[start Records provided]

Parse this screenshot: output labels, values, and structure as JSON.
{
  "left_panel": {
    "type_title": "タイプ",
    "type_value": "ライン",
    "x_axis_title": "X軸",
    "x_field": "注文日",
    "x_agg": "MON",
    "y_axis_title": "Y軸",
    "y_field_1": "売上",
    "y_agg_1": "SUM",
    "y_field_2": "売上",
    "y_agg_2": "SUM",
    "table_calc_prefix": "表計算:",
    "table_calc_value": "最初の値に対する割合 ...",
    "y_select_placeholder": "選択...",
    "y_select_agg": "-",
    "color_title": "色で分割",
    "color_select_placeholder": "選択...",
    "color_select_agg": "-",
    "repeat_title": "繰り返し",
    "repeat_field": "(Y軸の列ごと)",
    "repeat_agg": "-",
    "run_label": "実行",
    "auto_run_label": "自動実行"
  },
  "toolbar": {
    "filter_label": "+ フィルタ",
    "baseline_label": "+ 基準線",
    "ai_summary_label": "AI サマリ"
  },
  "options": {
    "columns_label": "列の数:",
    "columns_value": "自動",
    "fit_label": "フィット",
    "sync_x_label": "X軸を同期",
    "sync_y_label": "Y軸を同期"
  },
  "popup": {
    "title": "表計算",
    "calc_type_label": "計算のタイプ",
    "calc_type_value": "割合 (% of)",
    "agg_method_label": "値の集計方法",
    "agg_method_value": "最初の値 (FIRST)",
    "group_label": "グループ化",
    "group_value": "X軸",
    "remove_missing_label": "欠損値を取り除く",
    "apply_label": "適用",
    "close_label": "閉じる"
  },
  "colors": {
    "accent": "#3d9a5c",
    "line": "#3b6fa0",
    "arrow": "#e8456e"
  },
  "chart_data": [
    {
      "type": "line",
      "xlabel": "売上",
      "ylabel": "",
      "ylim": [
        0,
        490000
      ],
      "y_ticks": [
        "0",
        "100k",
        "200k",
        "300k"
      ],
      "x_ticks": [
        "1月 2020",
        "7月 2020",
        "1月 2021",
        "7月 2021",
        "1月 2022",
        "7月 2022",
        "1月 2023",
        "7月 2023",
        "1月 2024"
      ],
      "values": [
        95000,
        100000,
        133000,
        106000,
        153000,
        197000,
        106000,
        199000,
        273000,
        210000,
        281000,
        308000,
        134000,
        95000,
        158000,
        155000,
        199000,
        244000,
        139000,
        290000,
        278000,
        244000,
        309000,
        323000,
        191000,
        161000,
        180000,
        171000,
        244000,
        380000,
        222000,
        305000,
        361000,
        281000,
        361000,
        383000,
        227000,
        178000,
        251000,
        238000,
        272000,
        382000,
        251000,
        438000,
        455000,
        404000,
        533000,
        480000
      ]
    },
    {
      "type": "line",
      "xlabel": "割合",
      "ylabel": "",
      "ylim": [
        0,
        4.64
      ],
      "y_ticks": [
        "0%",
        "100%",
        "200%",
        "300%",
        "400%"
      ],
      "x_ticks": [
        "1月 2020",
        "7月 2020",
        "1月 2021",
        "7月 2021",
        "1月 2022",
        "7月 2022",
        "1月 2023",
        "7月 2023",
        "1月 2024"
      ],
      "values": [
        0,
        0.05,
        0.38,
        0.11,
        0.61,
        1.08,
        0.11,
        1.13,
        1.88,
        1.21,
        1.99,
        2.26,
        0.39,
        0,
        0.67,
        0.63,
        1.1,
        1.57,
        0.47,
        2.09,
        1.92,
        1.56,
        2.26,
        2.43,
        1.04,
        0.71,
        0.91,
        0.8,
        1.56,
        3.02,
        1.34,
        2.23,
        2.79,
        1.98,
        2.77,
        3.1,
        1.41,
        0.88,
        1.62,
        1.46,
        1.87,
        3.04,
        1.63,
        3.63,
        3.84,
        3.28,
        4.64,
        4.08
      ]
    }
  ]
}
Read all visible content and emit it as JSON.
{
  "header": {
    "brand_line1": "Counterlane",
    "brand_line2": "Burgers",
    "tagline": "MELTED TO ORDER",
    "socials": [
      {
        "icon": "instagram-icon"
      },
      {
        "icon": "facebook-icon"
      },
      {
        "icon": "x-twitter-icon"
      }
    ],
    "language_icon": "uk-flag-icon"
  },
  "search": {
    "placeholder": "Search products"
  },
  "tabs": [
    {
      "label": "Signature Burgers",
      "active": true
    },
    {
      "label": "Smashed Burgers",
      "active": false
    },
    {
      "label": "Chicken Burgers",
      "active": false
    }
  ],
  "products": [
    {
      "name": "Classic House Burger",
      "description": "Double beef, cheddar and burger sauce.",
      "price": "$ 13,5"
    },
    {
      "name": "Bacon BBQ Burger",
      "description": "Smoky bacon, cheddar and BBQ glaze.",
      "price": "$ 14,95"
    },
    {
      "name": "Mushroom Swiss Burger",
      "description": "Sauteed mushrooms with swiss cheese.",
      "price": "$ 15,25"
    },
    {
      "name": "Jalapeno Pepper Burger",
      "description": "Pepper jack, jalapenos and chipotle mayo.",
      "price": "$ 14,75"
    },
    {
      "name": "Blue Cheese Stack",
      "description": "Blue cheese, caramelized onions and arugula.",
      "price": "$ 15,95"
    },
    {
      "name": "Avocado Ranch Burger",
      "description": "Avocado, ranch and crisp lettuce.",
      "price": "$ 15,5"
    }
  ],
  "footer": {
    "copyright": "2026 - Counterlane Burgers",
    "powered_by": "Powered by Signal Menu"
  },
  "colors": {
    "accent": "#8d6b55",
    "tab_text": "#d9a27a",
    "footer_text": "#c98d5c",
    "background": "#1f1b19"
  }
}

[end Records provided]

### What to do
Copy out every line of the data above, exactly as given.

### Final result
Parse this screenshot: output labels, values, and structure as JSON.
{
  "left_panel": {
    "type_title": "タイプ",
    "type_value": "ライン",
    "x_axis_title": "X軸",
    "x_field": "注文日",
    "x_agg": "MON",
    "y_axis_title": "Y軸",
    "y_field_1": "売上",
    "y_agg_1": "SUM",
    "y_field_2": "売上",
    "y_agg_2": "SUM",
    "table_calc_prefix": "表計算:",
    "table_calc_value": "最初の値に対する割合 ...",
    "y_select_placeholder": "選択...",
    "y_select_agg": "-",
    "color_title": "色で分割",
    "color_select_placeholder": "選択...",
    "color_select_agg": "-",
    "repeat_title": "繰り返し",
    "repeat_field": "(Y軸の列ごと)",
    "repeat_agg": "-",
    "run_label": "実行",
    "auto_run_label": "自動実行"
  },
  "toolbar": {
    "filter_label": "+ フィルタ",
    "baseline_label": "+ 基準線",
    "ai_summary_label": "AI サマリ"
  },
  "options": {
    "columns_label": "列の数:",
    "columns_value": "自動",
    "fit_label": "フィット",
    "sync_x_label": "X軸を同期",
    "sync_y_label": "Y軸を同期"
  },
  "popup": {
    "title": "表計算",
    "calc_type_label": "計算のタイプ",
    "calc_type_value": "割合 (% of)",
    "agg_method_label": "値の集計方法",
    "agg_method_value": "最初の値 (FIRST)",
    "group_label": "グループ化",
    "group_value": "X軸",
    "remove_missing_label": "欠損値を取り除く",
    "apply_label": "適用",
    "close_label": "閉じる"
  },
  "colors": {
    "accent": "#3d9a5c",
    "line": "#3b6fa0",
    "arrow": "#e8456e"
  },
  "chart_data": [
    {
      "type": "line",
      "xlabel": "売上",
      "ylabel": "",
      "ylim": [
        0,
        490000
      ],
      "y_ticks": [
        "0",
        "100k",
        "200k",
        "300k"
      ],
      "x_ticks": [
        "1月 2020",
        "7月 2020",
        "1月 2021",
        "7月 2021",
        "1月 2022",
        "7月 2022",
        "1月 2023",
        "7月 2023",
        "1月 2024"
      ],
      "values": [
        95000,
        100000,
        133000,
        106000,
        153000,
        197000,
        106000,
        199000,
        273000,
        210000,
        281000,
        308000,
        134000,
        95000,
        158000,
        155000,
        199000,
        244000,
        139000,
        290000,
        278000,
        244000,
        309000,
        323000,
        191000,
        161000,
        180000,
        171000,
        244000,
        380000,
        222000,
        305000,
        361000,
        281000,
        361000,
        383000,
        227000,
        178000,
        251000,
        238000,
        272000,
        382000,
        251000,
        438000,
        455000,
        404000,
        533000,
        480000
      ]
    },
    {
      "type": "line",
      "xlabel": "割合",
      "ylabel": "",
      "ylim": [
        0,
        4.64
      ],
      "y_ticks": [
        "0%",
        "100%",
        "200%",
        "300%",
        "400%"
      ],
      "x_ticks": [
        "1月 2020",
        "7月 2020",
        "1月 2021",
        "7月 2021",
        "1月 2022",
        "7月 2022",
        "1月 2023",
        "7月 2023",
        "1月 2024"
      ],
      "values": [
        0,
        0.05,
        0.38,
        0.11,
        0.61,
        1.08,
        0.11,
        1.13,
        1.88,
        1.21,
        1.99,
        2.26,
        0.39,
        0,
        0.67,
        0.63,
        1.1,
        1.57,
        0.47,
        2.09,
        1.92,
        1.56,
        2.26,
        2.43,
        1.04,
        0.71,
        0.91,
        0.8,
        1.56,
        3.02,
        1.34,
        2.23,
        2.79,
        1.98,
        2.77,
        3.1,
        1.41,
        0.88,
        1.62,
        1.46,
        1.87,
        3.04,
        1.63,
        3.63,
        3.84,
        3.28,
        4.64,
        4.08
      ]
    }
  ]
}
Read all visible content and emit it as JSON.
{
  "header": {
    "brand_line1": "Counterlane",
    "brand_line2": "Burgers",
    "tagline": "MELTED TO ORDER",
    "socials": [
      {
        "icon": "instagram-icon"
      },
      {
        "icon": "facebook-icon"
      },
      {
        "icon": "x-twitter-icon"
      }
    ],
    "language_icon": "uk-flag-icon"
  },
  "search": {
    "placeholder": "Search products"
  },
  "tabs": [
    {
      "label": "Signature Burgers",
      "active": true
    },
    {
      "label": "Smashed Burgers",
      "active": false
    },
    {
      "label": "Chicken Burgers",
      "active": false
    }
  ],
  "products": [
    {
      "name": "Classic House Burger",
      "description": "Double beef, cheddar and burger sauce.",
      "price": "$ 13,5"
    },
    {
      "name": "Bacon BBQ Burger",
      "description": "Smoky bacon, cheddar and BBQ glaze.",
      "price": "$ 14,95"
    },
    {
      "name": "Mushroom Swiss Burger",
      "description": "Sauteed mushrooms with swiss cheese.",
      "price": "$ 15,25"
    },
    {
      "name": "Jalapeno Pepper Burger",
      "description": "Pepper jack, jalapenos and chipotle mayo.",
      "price": "$ 14,75"
    },
    {
      "name": "Blue Cheese Stack",
      "description": "Blue cheese, caramelized onions and arugula.",
      "price": "$ 15,95"
    },
    {
      "name": "Avocado Ranch Burger",
      "description": "Avocado, ranch and crisp lettuce.",
      "price": "$ 15,5"
    }
  ],
  "footer": {
    "copyright": "2026 - Counterlane Burgers",
    "powered_by": "Powered by Signal Menu"
  },
  "colors": {
    "accent": "#8d6b55",
    "tab_text": "#d9a27a",
    "footer_text": "#c98d5c",
    "background": "#1f1b19"
  }
}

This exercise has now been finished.